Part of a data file
>> begin
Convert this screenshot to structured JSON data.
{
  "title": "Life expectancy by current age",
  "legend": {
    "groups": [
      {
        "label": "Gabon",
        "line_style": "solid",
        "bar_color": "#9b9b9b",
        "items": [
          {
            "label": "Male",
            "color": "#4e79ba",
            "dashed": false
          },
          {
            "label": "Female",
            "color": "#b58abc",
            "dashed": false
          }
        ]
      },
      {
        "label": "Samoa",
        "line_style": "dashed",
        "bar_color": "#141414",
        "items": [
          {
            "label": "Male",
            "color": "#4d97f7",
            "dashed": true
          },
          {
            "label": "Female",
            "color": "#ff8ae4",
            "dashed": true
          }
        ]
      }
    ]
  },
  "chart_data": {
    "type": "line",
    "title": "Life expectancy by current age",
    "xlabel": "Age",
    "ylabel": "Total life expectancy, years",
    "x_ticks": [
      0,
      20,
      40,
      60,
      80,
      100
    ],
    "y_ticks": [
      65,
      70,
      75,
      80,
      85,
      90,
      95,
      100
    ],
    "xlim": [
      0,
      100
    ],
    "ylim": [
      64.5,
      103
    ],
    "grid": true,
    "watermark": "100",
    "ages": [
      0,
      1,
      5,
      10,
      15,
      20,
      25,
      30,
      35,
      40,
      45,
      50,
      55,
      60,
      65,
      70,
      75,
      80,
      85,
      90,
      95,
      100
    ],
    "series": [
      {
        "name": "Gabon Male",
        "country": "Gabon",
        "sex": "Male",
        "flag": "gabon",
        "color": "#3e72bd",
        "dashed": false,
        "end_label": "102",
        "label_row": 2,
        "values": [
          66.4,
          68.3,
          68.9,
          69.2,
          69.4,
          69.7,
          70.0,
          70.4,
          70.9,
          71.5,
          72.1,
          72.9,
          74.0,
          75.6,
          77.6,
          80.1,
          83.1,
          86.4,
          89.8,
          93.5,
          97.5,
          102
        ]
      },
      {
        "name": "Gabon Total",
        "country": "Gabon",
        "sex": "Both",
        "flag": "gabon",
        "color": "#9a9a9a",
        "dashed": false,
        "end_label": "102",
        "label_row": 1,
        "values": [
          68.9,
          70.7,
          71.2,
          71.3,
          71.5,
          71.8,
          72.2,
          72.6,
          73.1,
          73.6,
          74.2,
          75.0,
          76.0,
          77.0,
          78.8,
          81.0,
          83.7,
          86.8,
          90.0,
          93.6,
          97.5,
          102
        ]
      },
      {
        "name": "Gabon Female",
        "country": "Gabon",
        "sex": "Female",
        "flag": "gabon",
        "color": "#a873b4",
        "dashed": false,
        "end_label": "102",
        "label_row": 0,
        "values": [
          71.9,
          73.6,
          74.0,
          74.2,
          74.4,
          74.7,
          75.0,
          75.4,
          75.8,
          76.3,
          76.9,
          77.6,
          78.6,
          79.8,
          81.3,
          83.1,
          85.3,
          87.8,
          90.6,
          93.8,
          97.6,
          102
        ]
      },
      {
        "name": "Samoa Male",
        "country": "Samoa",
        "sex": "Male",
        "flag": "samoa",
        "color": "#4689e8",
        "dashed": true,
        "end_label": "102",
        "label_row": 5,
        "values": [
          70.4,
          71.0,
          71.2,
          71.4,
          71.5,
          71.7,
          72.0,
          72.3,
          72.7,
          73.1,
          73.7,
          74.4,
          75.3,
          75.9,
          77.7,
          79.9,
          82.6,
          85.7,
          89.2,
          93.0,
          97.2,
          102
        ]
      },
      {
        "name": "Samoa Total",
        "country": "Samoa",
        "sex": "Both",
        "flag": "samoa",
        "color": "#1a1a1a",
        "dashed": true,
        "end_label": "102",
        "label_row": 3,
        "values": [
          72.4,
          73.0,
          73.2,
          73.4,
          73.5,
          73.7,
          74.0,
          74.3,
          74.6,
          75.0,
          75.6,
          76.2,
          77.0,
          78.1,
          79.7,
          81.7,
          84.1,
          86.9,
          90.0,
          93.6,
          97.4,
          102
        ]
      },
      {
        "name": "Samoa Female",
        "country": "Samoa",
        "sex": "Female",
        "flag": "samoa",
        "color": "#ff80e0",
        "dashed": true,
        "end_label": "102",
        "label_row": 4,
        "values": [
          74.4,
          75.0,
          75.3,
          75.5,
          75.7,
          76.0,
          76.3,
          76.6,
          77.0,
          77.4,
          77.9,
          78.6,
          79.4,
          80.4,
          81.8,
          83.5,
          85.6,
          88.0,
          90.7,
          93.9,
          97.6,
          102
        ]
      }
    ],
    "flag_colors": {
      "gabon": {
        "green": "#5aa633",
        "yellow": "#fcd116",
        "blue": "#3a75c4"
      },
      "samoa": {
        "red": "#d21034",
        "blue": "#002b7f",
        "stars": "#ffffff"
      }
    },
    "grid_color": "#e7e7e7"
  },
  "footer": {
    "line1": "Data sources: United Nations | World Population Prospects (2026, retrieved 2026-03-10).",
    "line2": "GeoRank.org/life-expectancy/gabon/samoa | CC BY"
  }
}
>> end
> _Written request_:
From the listing above, copy all lines holding the word "title".

> _Answer for this exercise_:
  "title": "Life expectancy by current age",
    "title": "Life expectancy by current age",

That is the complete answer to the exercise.